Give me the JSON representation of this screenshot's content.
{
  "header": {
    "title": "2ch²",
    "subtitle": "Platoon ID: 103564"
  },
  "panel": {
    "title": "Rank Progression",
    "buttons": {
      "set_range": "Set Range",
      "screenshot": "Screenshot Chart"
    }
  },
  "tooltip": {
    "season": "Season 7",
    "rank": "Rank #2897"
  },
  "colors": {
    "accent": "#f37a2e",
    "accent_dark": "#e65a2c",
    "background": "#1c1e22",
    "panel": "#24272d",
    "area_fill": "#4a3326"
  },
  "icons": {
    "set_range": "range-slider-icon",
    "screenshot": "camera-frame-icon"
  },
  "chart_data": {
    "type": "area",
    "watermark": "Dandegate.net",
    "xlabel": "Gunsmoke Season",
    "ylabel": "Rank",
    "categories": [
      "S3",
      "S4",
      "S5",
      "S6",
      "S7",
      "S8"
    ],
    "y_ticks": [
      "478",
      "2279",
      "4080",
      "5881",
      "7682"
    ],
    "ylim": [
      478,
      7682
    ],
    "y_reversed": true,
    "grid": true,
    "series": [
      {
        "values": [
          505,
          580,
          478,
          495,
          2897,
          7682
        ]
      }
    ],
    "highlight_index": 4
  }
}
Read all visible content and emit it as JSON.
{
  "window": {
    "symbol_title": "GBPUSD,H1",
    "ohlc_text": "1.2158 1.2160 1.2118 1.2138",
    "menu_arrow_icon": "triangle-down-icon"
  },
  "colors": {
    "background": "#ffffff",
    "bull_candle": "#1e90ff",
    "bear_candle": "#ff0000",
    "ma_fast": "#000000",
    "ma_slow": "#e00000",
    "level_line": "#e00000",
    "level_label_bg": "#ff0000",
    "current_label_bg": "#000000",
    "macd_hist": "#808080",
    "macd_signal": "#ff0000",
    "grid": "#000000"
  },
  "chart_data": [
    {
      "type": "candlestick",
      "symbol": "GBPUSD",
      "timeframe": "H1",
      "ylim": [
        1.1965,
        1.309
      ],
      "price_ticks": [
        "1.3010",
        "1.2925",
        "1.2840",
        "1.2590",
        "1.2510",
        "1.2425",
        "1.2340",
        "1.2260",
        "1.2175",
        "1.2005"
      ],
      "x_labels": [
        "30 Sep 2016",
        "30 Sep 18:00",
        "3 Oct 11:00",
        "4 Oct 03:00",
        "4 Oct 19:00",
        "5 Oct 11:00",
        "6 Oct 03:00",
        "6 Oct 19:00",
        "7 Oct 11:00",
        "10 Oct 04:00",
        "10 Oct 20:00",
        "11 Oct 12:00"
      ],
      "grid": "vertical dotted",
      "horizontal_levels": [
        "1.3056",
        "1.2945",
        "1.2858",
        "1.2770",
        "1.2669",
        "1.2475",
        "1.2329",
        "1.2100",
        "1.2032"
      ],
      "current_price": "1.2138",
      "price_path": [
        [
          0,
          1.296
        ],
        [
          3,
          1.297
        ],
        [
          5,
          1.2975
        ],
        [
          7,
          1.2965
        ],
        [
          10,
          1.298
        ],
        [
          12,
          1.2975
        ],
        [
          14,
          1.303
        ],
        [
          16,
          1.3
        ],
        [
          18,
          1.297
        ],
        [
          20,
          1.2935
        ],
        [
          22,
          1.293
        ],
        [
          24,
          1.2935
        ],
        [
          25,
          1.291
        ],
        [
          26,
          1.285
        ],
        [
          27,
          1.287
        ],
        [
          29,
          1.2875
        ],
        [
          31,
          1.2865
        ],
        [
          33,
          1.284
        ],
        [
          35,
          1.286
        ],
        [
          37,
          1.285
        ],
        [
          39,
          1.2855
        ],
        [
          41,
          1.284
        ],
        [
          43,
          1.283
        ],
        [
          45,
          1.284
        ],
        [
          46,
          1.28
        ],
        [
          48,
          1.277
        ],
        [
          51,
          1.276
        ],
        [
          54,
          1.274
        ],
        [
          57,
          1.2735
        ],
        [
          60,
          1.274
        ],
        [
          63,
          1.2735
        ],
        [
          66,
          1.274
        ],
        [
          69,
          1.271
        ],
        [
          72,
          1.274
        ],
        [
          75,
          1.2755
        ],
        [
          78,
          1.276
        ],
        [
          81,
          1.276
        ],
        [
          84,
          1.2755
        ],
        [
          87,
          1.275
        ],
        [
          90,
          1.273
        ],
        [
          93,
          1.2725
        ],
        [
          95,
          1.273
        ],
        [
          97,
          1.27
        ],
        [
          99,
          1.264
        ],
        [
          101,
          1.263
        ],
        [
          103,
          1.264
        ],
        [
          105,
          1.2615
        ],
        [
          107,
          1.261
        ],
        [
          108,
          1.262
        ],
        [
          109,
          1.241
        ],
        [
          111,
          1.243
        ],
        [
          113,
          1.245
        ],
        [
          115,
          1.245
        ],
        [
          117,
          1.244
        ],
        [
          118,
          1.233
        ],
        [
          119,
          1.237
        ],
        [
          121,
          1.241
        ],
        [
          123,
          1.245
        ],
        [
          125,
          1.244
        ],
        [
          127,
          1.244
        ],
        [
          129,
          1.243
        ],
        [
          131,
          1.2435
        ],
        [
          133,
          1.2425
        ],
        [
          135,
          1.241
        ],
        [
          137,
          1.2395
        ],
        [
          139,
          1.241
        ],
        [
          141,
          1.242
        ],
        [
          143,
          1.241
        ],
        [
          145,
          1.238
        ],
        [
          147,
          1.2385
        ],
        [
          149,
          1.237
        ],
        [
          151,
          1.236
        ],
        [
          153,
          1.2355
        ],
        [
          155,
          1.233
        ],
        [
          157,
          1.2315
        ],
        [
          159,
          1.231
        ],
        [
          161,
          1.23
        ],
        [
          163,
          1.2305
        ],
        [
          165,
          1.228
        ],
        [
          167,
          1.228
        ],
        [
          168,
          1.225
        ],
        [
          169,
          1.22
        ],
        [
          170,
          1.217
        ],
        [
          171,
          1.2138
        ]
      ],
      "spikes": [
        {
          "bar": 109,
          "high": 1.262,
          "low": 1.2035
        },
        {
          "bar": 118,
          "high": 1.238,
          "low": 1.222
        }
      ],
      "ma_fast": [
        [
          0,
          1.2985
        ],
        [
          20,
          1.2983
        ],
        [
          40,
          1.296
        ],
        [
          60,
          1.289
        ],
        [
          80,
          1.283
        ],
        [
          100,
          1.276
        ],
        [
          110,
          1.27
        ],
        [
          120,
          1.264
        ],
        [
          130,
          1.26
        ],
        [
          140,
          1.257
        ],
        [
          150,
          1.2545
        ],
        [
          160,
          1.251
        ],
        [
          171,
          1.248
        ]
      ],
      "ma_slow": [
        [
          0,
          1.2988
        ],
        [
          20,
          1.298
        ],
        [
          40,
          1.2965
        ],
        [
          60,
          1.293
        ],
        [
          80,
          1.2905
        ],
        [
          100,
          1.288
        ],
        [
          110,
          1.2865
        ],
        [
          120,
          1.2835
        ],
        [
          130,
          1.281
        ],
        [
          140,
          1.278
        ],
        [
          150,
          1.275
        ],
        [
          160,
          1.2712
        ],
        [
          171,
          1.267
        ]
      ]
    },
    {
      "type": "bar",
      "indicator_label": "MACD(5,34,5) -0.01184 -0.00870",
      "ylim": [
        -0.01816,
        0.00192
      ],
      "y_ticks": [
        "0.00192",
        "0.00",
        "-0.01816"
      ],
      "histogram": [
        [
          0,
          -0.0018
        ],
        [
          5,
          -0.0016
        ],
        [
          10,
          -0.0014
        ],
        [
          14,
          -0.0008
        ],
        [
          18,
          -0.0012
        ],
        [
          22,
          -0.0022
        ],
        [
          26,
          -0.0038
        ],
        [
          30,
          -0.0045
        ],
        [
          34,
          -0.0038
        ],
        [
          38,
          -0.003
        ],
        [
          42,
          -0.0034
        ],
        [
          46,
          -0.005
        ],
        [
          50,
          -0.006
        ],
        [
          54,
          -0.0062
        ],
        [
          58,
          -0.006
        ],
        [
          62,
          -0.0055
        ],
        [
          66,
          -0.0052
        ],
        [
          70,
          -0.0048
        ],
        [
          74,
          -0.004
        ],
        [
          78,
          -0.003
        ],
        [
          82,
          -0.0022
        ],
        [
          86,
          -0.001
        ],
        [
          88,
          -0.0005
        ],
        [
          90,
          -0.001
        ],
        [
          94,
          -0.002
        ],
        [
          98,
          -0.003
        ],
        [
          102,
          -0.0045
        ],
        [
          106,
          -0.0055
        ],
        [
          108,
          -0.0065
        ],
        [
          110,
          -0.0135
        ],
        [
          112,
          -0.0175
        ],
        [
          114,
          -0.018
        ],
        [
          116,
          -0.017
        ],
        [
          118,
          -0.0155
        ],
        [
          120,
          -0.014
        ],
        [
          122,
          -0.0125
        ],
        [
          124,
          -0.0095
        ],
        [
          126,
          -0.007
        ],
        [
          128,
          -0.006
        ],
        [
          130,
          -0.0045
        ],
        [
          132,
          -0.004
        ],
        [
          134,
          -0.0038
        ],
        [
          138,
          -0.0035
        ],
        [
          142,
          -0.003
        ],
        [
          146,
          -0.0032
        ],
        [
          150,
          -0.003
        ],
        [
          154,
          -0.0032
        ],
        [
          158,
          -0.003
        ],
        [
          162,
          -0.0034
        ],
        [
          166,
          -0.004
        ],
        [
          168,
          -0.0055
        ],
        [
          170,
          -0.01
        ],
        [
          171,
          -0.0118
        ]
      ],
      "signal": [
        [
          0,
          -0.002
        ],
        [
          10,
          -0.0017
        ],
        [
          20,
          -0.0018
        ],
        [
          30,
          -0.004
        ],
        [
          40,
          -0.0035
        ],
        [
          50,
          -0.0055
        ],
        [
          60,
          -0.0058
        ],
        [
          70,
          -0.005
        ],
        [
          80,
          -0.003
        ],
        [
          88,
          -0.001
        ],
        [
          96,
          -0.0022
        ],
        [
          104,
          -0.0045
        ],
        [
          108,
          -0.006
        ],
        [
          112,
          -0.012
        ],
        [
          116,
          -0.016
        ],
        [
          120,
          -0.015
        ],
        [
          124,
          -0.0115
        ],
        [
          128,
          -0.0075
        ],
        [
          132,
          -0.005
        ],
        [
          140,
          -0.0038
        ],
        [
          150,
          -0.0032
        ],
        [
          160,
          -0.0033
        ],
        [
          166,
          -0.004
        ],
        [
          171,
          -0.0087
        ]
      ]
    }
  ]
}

_ _ _ _ _ _ _

- [Work to do]: Identify each line in the records above that contains the word "background", and copy it out in full.

- [Response]:
    "background": "#1c1e22",
    "background": "#ffffff",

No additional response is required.